Please reproduce every line of the stored items below verbatim, keeping each character and bracket unchanged.

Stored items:
— start —
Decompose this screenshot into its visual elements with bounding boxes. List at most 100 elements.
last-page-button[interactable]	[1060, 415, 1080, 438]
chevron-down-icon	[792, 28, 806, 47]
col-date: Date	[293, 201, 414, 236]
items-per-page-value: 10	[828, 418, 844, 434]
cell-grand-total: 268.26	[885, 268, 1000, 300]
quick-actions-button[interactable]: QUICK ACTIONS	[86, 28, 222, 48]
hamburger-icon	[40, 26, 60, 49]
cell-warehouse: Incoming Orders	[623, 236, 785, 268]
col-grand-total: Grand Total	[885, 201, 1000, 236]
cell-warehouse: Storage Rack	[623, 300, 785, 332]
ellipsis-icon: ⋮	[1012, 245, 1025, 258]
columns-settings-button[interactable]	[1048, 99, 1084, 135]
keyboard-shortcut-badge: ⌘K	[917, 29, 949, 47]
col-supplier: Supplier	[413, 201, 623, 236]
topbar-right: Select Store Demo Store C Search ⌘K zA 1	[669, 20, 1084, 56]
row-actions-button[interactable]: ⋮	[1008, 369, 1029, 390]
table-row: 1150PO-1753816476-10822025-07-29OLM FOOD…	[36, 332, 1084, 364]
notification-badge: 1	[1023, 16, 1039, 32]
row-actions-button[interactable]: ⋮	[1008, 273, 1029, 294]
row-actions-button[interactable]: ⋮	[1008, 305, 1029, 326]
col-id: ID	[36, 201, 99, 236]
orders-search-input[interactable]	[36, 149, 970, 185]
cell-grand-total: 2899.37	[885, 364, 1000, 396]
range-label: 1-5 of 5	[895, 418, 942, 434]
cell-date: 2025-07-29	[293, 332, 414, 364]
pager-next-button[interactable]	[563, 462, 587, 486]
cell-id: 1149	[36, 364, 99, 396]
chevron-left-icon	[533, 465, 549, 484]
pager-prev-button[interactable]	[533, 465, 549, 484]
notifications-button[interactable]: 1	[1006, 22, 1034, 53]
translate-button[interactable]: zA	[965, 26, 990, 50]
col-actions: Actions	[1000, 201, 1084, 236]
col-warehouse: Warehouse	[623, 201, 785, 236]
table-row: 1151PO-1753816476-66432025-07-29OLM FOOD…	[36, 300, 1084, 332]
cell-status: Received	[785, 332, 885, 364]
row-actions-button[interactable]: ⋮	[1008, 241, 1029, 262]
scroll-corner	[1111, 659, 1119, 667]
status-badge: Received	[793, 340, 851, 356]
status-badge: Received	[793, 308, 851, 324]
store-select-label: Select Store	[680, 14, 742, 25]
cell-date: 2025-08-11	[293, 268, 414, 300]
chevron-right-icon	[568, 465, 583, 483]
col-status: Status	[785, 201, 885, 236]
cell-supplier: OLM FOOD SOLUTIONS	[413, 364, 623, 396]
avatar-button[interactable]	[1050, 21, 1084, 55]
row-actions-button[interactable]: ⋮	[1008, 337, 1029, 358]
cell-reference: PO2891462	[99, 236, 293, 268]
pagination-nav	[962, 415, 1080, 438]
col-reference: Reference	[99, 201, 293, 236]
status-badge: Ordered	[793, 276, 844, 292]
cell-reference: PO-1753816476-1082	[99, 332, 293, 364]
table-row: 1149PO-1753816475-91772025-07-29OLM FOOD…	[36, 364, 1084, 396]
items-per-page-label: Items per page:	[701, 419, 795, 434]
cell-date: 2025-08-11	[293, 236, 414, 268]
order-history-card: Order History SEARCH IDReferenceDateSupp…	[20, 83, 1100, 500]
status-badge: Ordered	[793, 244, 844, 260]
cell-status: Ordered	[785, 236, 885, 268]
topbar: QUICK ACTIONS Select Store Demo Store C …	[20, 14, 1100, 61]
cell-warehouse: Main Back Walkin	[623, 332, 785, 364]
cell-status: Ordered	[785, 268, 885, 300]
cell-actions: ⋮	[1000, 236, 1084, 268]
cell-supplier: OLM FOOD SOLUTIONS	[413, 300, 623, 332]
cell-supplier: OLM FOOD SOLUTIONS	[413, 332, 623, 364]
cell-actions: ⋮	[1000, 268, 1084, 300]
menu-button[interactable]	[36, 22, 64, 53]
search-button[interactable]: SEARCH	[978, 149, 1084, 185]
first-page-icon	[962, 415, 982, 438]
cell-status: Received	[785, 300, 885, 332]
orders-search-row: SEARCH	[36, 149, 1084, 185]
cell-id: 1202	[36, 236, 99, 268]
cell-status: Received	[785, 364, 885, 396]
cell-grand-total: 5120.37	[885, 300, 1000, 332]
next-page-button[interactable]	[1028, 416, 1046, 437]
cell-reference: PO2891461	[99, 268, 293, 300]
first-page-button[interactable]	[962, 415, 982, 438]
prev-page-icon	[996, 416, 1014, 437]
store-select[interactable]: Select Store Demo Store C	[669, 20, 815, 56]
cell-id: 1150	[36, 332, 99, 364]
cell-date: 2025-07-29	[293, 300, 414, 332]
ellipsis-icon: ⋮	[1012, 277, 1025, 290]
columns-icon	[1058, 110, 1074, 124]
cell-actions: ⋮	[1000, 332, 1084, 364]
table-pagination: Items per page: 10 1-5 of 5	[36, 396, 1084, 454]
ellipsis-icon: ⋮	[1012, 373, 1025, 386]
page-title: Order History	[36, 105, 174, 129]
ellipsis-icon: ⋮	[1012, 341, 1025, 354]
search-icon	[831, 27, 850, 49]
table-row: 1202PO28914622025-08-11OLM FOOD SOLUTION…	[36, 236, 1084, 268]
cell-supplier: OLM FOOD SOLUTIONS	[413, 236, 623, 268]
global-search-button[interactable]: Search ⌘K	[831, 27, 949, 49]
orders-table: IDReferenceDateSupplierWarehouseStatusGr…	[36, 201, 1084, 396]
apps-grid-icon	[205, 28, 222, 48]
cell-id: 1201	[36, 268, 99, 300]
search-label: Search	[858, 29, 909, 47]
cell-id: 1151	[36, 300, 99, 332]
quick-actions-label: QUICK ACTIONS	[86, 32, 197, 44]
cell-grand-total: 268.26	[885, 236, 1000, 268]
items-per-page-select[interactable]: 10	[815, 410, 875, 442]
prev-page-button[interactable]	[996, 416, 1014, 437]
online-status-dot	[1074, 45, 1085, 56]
— end —
Written answer:
Decompose this screenshot into its visual elements with bounding boxes. List at most 100 elements.
last-page-button[interactable]	[1060, 415, 1080, 438]
chevron-down-icon	[792, 28, 806, 47]
col-date: Date	[293, 201, 414, 236]
items-per-page-value: 10	[828, 418, 844, 434]
cell-grand-total: 268.26	[885, 268, 1000, 300]
quick-actions-button[interactable]: QUICK ACTIONS	[86, 28, 222, 48]
hamburger-icon	[40, 26, 60, 49]
cell-warehouse: Incoming Orders	[623, 236, 785, 268]
col-grand-total: Grand Total	[885, 201, 1000, 236]
cell-warehouse: Storage Rack	[623, 300, 785, 332]
ellipsis-icon: ⋮	[1012, 245, 1025, 258]
columns-settings-button[interactable]	[1048, 99, 1084, 135]
keyboard-shortcut-badge: ⌘K	[917, 29, 949, 47]
col-supplier: Supplier	[413, 201, 623, 236]
topbar-right: Select Store Demo Store C Search ⌘K zA 1	[669, 20, 1084, 56]
row-actions-button[interactable]: ⋮	[1008, 369, 1029, 390]
table-row: 1150PO-1753816476-10822025-07-29OLM FOOD…	[36, 332, 1084, 364]
notification-badge: 1	[1023, 16, 1039, 32]
row-actions-button[interactable]: ⋮	[1008, 273, 1029, 294]
row-actions-button[interactable]: ⋮	[1008, 305, 1029, 326]
col-id: ID	[36, 201, 99, 236]
orders-search-input[interactable]	[36, 149, 970, 185]
cell-grand-total: 2899.37	[885, 364, 1000, 396]
range-label: 1-5 of 5	[895, 418, 942, 434]
cell-date: 2025-07-29	[293, 332, 414, 364]
pager-next-button[interactable]	[563, 462, 587, 486]
cell-id: 1149	[36, 364, 99, 396]
chevron-left-icon	[533, 465, 549, 484]
pager-prev-button[interactable]	[533, 465, 549, 484]
notifications-button[interactable]: 1	[1006, 22, 1034, 53]
translate-button[interactable]: zA	[965, 26, 990, 50]
col-actions: Actions	[1000, 201, 1084, 236]
col-warehouse: Warehouse	[623, 201, 785, 236]
table-row: 1151PO-1753816476-66432025-07-29OLM FOOD…	[36, 300, 1084, 332]
cell-status: Received	[785, 332, 885, 364]
row-actions-button[interactable]: ⋮	[1008, 241, 1029, 262]
scroll-corner	[1111, 659, 1119, 667]
status-badge: Received	[793, 340, 851, 356]
status-badge: Received	[793, 308, 851, 324]
store-select-label: Select Store	[680, 14, 742, 25]
cell-date: 2025-08-11	[293, 268, 414, 300]
chevron-right-icon	[568, 465, 583, 483]
col-status: Status	[785, 201, 885, 236]
cell-supplier: OLM FOOD SOLUTIONS	[413, 364, 623, 396]
avatar-button[interactable]	[1050, 21, 1084, 55]
row-actions-button[interactable]: ⋮	[1008, 337, 1029, 358]
cell-reference: PO2891462	[99, 236, 293, 268]
pagination-nav	[962, 415, 1080, 438]
col-reference: Reference	[99, 201, 293, 236]
status-badge: Ordered	[793, 276, 844, 292]
cell-reference: PO-1753816476-1082	[99, 332, 293, 364]
table-row: 1149PO-1753816475-91772025-07-29OLM FOOD…	[36, 364, 1084, 396]
items-per-page-label: Items per page:	[701, 419, 795, 434]
cell-date: 2025-08-11	[293, 236, 414, 268]
order-history-card: Order History SEARCH IDReferenceDateSupp…	[20, 83, 1100, 500]
status-badge: Ordered	[793, 244, 844, 260]
cell-status: Ordered	[785, 236, 885, 268]
topbar: QUICK ACTIONS Select Store Demo Store C …	[20, 14, 1100, 61]
cell-warehouse: Main Back Walkin	[623, 332, 785, 364]
cell-status: Ordered	[785, 268, 885, 300]
cell-actions: ⋮	[1000, 236, 1084, 268]
cell-supplier: OLM FOOD SOLUTIONS	[413, 300, 623, 332]
cell-supplier: OLM FOOD SOLUTIONS	[413, 332, 623, 364]
cell-actions: ⋮	[1000, 268, 1084, 300]
menu-button[interactable]	[36, 22, 64, 53]
search-button[interactable]: SEARCH	[978, 149, 1084, 185]
first-page-icon	[962, 415, 982, 438]
cell-status: Received	[785, 300, 885, 332]
orders-search-row: SEARCH	[36, 149, 1084, 185]
cell-id: 1202	[36, 236, 99, 268]
cell-status: Received	[785, 364, 885, 396]
cell-grand-total: 5120.37	[885, 300, 1000, 332]
next-page-button[interactable]	[1028, 416, 1046, 437]
cell-reference: PO2891461	[99, 268, 293, 300]
first-page-button[interactable]	[962, 415, 982, 438]
prev-page-icon	[996, 416, 1014, 437]
store-select[interactable]: Select Store Demo Store C	[669, 20, 815, 56]
cell-id: 1150	[36, 332, 99, 364]
cell-date: 2025-07-29	[293, 300, 414, 332]
ellipsis-icon: ⋮	[1012, 277, 1025, 290]
columns-icon	[1058, 110, 1074, 124]
cell-actions: ⋮	[1000, 332, 1084, 364]
table-pagination: Items per page: 10 1-5 of 5	[36, 396, 1084, 454]
ellipsis-icon: ⋮	[1012, 373, 1025, 386]
page-title: Order History	[36, 105, 174, 129]
ellipsis-icon: ⋮	[1012, 341, 1025, 354]
search-icon	[831, 27, 850, 49]
table-row: 1202PO28914622025-08-11OLM FOOD SOLUTION…	[36, 236, 1084, 268]
cell-supplier: OLM FOOD SOLUTIONS	[413, 236, 623, 268]
global-search-button[interactable]: Search ⌘K	[831, 27, 949, 49]
orders-table: IDReferenceDateSupplierWarehouseStatusGr…	[36, 201, 1084, 396]
apps-grid-icon	[205, 28, 222, 48]
cell-id: 1201	[36, 268, 99, 300]
search-label: Search	[858, 29, 909, 47]
cell-id: 1151	[36, 300, 99, 332]
quick-actions-label: QUICK ACTIONS	[86, 32, 197, 44]
cell-grand-total: 268.26	[885, 236, 1000, 268]
items-per-page-select[interactable]: 10	[815, 410, 875, 442]
prev-page-button[interactable]	[996, 416, 1014, 437]
online-status-dot	[1074, 45, 1085, 56]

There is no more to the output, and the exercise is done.